EXERCISE GOAL:
Wherever the word "JSON" shows up in a line, please copy that line.

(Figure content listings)
┌────────
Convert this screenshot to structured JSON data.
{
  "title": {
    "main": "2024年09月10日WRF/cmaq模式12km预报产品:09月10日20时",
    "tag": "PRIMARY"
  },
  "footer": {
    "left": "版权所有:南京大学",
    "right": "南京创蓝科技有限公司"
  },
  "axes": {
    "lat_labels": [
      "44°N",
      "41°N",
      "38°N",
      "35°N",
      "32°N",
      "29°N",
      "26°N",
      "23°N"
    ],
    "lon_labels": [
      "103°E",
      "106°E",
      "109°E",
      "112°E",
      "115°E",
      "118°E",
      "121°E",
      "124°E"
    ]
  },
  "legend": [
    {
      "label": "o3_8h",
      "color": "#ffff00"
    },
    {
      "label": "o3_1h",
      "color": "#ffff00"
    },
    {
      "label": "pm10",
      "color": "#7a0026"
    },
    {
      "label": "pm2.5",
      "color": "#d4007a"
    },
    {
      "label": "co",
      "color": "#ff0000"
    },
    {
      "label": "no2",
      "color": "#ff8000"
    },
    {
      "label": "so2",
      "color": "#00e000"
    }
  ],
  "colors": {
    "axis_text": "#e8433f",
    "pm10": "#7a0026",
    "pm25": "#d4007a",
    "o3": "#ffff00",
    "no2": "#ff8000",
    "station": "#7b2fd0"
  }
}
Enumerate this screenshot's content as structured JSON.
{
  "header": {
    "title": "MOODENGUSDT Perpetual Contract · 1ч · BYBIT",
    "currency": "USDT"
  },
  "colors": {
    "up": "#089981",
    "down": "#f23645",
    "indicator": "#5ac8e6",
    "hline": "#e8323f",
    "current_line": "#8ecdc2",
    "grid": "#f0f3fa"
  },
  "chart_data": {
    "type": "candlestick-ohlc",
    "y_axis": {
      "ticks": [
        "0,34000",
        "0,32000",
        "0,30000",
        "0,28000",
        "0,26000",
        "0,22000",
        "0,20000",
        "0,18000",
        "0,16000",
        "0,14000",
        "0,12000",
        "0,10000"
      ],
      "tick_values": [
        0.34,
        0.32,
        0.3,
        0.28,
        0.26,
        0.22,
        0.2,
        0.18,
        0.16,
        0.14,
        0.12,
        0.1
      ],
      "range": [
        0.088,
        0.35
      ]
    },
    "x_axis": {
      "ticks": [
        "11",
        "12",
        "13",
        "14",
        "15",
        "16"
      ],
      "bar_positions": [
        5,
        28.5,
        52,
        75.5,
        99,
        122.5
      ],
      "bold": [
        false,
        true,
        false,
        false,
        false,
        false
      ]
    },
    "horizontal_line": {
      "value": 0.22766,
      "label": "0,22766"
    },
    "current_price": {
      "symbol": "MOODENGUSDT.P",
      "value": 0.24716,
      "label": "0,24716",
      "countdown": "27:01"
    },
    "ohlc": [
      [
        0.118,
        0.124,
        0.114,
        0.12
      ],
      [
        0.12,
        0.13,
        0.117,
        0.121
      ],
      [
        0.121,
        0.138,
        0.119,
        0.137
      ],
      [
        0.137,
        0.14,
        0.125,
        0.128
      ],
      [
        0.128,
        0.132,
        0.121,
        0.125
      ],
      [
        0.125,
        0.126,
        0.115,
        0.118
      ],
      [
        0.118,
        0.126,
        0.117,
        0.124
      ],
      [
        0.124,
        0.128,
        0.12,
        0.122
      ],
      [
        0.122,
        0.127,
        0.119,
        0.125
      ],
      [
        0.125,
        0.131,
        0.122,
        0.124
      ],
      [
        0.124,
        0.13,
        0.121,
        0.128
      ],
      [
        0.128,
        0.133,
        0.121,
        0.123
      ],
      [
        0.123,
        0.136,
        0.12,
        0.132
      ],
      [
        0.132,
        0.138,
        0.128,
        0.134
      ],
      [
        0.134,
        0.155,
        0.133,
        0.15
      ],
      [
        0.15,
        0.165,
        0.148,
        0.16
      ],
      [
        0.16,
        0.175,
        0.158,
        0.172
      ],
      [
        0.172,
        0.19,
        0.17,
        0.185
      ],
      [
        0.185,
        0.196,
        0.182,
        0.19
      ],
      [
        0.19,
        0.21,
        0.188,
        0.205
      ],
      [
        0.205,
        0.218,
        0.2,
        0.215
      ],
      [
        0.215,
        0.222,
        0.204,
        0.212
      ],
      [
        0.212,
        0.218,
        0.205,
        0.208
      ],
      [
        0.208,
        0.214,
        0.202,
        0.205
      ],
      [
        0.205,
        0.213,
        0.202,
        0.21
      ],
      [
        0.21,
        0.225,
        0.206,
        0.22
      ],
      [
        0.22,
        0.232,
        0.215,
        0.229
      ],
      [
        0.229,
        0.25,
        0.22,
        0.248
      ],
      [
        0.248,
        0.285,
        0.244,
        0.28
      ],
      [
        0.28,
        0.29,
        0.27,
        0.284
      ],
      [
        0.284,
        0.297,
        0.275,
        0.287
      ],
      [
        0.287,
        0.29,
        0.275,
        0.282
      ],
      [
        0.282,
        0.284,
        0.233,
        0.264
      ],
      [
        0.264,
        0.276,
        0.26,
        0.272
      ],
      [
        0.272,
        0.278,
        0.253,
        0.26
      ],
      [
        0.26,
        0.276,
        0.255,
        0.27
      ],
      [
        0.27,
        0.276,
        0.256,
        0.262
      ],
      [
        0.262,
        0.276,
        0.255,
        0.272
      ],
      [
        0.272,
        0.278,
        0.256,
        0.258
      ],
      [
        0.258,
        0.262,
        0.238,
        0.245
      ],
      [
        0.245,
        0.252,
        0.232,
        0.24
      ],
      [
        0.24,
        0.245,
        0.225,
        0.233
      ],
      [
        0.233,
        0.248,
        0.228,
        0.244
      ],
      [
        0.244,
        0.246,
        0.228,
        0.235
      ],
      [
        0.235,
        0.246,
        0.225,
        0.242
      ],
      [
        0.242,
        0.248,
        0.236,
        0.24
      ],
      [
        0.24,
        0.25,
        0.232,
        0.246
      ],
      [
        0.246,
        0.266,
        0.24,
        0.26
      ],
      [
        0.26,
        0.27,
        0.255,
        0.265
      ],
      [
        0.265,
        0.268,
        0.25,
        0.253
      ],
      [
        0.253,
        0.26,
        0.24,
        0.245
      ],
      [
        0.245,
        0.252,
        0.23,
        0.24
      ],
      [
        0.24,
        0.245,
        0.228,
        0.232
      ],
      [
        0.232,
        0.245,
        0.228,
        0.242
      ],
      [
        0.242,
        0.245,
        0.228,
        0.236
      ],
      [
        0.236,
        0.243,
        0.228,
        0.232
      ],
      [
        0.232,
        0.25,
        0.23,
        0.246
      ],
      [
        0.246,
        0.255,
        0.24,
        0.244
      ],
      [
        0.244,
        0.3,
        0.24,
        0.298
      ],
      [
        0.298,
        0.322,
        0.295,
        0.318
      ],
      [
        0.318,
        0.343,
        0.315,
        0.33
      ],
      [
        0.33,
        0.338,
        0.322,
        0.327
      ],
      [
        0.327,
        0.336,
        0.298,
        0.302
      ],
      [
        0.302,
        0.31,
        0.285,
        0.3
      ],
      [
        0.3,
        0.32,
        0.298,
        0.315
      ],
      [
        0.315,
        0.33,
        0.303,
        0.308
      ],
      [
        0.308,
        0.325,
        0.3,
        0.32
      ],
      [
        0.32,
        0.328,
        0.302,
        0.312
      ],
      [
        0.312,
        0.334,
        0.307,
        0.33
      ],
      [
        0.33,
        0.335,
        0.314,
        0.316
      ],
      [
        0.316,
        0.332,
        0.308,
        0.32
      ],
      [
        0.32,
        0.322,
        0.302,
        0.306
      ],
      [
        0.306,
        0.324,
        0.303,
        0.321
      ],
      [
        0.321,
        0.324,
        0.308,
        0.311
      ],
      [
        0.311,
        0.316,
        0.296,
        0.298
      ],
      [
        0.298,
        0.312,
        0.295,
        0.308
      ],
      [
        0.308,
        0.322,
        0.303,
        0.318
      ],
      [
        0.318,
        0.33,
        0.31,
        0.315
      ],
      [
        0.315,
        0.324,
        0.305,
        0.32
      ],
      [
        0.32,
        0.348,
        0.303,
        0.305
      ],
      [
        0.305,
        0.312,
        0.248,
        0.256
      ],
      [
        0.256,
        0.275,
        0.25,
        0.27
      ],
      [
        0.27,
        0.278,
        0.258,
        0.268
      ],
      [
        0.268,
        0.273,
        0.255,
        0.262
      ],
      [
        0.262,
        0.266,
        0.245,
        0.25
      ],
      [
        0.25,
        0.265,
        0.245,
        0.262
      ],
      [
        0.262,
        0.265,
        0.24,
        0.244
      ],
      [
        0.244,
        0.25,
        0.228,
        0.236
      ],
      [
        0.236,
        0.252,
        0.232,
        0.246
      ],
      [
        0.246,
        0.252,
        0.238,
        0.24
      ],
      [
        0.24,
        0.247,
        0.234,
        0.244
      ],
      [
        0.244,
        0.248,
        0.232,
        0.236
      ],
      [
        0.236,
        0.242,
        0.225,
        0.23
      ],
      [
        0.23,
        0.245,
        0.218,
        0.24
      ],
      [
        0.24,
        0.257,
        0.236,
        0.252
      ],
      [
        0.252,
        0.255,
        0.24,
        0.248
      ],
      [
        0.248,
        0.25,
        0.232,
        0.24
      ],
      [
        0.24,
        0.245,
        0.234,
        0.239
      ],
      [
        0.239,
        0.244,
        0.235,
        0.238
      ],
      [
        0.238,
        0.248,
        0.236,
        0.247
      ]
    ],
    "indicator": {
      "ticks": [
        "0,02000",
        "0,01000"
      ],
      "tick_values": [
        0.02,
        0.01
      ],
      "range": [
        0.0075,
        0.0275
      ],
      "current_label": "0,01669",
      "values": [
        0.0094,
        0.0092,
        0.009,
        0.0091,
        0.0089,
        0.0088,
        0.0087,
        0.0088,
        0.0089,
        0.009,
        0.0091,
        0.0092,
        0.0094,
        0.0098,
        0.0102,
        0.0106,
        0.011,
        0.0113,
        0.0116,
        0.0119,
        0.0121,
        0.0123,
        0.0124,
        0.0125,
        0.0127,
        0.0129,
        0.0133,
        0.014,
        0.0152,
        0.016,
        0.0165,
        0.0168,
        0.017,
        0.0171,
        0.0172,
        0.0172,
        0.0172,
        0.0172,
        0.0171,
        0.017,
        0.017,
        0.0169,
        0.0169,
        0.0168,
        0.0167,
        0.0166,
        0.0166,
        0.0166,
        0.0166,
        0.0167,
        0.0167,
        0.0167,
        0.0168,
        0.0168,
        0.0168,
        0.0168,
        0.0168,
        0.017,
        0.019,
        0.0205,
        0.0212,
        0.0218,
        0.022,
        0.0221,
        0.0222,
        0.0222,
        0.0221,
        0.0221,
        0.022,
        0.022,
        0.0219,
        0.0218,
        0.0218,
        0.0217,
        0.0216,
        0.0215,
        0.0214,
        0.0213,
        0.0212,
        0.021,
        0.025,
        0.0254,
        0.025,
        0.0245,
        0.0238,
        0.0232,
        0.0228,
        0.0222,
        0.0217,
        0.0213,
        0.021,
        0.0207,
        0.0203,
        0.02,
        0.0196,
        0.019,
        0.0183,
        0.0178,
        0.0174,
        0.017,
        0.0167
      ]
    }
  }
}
└────────
THE COMPLETED TASK:
Convert this screenshot to structured JSON data.
Enumerate this screenshot's content as structured JSON.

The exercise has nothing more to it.